What this task involves
Examine the material below and count the lines that hold the word "ylabel". Report only the number.

Source records
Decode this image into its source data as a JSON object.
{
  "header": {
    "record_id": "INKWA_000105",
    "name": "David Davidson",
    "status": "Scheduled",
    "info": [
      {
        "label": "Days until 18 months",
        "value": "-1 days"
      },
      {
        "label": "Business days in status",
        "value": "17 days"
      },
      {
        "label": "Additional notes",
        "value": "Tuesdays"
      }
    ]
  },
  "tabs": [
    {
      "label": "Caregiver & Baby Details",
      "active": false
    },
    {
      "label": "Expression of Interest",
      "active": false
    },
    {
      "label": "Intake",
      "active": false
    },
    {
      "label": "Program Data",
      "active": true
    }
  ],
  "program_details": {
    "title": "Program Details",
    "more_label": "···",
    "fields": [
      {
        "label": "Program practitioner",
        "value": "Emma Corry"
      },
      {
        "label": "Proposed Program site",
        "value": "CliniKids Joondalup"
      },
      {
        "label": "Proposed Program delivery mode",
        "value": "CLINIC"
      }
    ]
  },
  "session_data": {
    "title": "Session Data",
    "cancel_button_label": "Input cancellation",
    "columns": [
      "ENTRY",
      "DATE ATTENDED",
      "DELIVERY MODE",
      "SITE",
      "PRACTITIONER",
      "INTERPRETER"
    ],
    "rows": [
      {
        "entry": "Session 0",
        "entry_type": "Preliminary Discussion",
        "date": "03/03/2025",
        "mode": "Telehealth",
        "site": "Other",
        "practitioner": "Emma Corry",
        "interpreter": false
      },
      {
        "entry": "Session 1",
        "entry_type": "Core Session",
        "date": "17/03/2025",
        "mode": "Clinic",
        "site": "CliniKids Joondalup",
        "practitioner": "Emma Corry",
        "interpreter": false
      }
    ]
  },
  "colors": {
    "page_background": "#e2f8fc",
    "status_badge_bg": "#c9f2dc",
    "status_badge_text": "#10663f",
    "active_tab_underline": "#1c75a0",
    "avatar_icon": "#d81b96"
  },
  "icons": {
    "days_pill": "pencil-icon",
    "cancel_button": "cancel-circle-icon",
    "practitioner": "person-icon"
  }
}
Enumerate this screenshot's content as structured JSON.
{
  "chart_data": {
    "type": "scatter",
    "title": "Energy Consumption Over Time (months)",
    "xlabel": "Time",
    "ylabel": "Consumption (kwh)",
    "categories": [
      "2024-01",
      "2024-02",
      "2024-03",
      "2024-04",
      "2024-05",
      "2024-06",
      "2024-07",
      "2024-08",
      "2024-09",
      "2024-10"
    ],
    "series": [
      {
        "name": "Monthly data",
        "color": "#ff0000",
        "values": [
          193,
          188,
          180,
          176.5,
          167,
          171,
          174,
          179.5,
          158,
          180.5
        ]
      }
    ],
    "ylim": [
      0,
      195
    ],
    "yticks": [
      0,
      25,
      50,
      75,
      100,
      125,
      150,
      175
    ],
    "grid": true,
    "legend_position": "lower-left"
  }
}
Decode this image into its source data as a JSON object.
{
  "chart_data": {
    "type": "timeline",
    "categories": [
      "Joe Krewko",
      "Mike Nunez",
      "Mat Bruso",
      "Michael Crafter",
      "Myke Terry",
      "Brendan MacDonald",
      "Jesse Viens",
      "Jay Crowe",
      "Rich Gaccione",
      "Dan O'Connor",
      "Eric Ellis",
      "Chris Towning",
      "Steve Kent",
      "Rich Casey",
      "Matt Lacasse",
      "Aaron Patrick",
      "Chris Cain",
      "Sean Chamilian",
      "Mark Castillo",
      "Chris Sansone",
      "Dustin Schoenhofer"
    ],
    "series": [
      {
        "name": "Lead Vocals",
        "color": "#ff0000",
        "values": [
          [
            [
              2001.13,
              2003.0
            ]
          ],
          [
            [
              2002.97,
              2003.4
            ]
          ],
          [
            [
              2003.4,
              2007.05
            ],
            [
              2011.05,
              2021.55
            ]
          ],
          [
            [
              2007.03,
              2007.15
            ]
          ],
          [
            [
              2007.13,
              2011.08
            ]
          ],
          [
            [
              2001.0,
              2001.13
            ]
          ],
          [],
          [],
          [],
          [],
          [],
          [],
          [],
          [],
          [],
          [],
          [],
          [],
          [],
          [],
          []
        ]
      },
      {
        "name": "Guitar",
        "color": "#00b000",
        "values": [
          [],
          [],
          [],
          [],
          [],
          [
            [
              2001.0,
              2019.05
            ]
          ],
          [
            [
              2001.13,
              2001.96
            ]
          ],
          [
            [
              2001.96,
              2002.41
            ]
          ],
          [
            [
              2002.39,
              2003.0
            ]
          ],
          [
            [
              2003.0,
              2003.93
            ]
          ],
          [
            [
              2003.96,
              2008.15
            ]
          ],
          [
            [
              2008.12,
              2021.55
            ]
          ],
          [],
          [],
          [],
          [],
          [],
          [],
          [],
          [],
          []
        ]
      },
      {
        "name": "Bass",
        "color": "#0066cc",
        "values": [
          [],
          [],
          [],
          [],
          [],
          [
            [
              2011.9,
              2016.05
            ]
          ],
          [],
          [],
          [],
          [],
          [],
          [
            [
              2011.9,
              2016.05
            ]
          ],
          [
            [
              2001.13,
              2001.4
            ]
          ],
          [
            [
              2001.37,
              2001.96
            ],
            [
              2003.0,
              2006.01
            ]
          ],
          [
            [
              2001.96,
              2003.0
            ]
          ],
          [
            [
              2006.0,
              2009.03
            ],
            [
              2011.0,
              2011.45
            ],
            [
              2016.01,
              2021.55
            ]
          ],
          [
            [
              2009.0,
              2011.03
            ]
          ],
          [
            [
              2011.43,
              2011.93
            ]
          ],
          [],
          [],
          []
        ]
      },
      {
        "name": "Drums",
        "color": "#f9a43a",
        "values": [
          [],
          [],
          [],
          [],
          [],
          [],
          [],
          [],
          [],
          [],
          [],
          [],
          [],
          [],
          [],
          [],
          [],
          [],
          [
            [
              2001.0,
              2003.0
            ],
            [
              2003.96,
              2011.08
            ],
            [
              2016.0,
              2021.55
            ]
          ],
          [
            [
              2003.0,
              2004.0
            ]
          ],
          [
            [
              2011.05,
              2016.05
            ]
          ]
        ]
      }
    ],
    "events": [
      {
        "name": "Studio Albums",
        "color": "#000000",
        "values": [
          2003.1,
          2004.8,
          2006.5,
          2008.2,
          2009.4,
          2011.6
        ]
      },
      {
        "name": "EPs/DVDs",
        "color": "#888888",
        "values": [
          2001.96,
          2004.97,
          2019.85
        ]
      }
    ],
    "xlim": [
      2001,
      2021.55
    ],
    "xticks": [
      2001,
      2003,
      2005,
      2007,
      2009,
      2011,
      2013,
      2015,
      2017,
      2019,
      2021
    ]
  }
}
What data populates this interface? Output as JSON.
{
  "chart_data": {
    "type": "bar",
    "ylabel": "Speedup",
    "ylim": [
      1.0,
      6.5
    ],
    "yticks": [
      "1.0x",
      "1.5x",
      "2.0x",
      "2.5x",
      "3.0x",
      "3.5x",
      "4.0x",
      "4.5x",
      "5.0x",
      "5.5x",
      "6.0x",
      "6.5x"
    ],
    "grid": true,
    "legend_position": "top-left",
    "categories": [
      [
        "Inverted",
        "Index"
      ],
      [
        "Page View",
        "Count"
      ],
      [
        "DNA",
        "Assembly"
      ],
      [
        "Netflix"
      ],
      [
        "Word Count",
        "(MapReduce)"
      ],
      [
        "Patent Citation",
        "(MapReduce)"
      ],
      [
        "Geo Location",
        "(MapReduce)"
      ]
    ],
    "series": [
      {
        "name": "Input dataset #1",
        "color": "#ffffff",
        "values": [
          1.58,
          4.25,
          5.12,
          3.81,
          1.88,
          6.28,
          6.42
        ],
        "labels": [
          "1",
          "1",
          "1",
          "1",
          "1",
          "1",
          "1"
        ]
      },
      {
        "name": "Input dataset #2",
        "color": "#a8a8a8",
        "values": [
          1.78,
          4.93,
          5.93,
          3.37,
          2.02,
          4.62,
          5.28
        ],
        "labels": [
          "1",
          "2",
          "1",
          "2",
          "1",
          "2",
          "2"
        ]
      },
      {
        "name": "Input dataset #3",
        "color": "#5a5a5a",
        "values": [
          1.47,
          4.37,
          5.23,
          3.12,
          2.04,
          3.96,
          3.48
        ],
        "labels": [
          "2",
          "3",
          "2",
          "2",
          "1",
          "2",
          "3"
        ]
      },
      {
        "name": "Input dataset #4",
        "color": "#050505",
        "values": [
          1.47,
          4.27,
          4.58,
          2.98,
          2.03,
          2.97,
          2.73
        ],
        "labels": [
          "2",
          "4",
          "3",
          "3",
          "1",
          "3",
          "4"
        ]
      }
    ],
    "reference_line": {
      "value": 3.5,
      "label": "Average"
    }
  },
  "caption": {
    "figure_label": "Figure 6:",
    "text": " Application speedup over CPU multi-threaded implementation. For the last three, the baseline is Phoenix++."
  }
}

The completed task
2